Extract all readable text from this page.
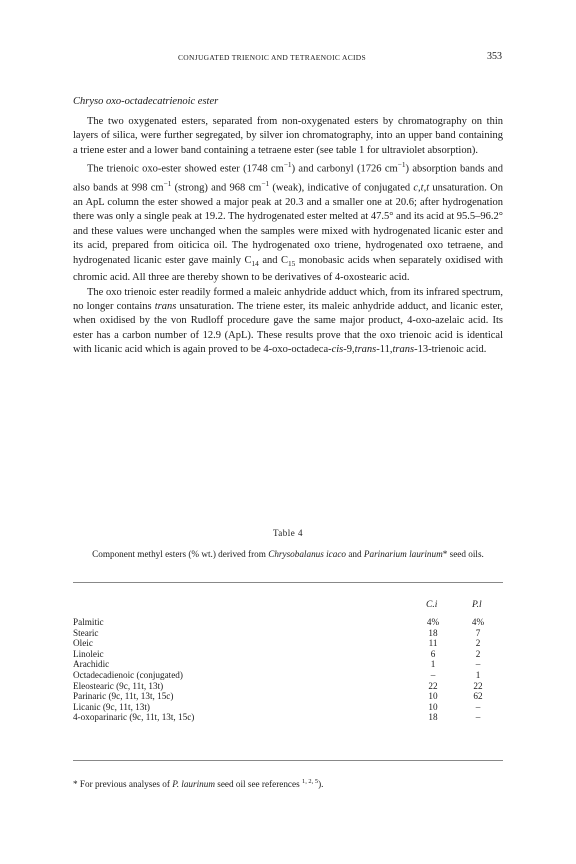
CONJUGATED TRIENOIC AND TETRAENOIC ACIDS	353
Chryso oxo-octadecatrienoic ester

The two oxygenated esters, separated from non-oxygenated esters by chromatography on thin layers of silica, were further segregated, by silver ion chromatography, into an upper band containing a triene ester and a lower band containing a tetraene ester (see table 1 for ultraviolet absorption).

The trienoic oxo-ester showed ester (1748 $cm^{-1}$) and carbonyl (1726 $cm^{-1}$) absorption bands and also bands at 998 $cm^{-1}$ (strong) and 968 $cm^{-1}$ (weak), indicative of conjugated c,t,t unsaturation. On an ApL column the ester showed a major peak at 20.3 and a smaller one at 20.6; after hydrogenation there was only a single peak at 19.2. The hydrogenated ester melted at 47.5° and its acid at 95.5–96.2° and these values were unchanged when the samples were mixed with hydrogenated licanic ester and its acid, prepared from oiticica oil. The hydrogenated oxo triene, hydrogenated oxo tetraene, and hydrogenated licanic ester gave mainly $C_{14}$ and $C_{15}$ monobasic acids when separately oxidised with chromic acid. All three are thereby shown to be derivatives of 4-oxostearic acid.

The oxo trienoic ester readily formed a maleic anhydride adduct which, from its infrared spectrum, no longer contains trans unsaturation. The triene ester, its maleic anhydride adduct, and licanic ester, when oxidised by the von Rudloff procedure gave the same major product, 4-oxo-azelaic acid. Its ester has a carbon number of 12.9 (ApL). These results prove that the oxo trienoic acid is identical with licanic acid which is again proved to be 4-oxo-octadeca-cis-9,trans-11,trans-13-trienoic acid.

Table 4
Component methyl esters (% wt.) derived from Chrysobalanus icaco and Parinarium laurinum* seed oils.
C.i	P.l
Palmitic	4%	4%
Stearic	18	7
Oleic	11	2
Linoleic	6	2
Arachidic	1	–
Octadecadienoic (conjugated)	–	1
Eleostearic (9c, 11t, 13t)	22	22
Parinaric (9c, 11t, 13t, 15c)	10	62
Licanic (9c, 11t, 13t)	10	–
4-oxoparinaric (9c, 11t, 13t, 15c)	18	–
* For previous analyses of P. laurinum seed oil see references $^{1, 2, 5}$).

+ + + + + + +

WORK TO COMPLETE — Search the lines for "laurinum". Copy each line that has it.

RESPONSE —
Component methyl esters (% wt.) derived from Chrysobalanus icaco and Parinarium laurinum* seed oils.
* For previous analyses of P. laurinum seed oil see references $^{1, 2, 5}$).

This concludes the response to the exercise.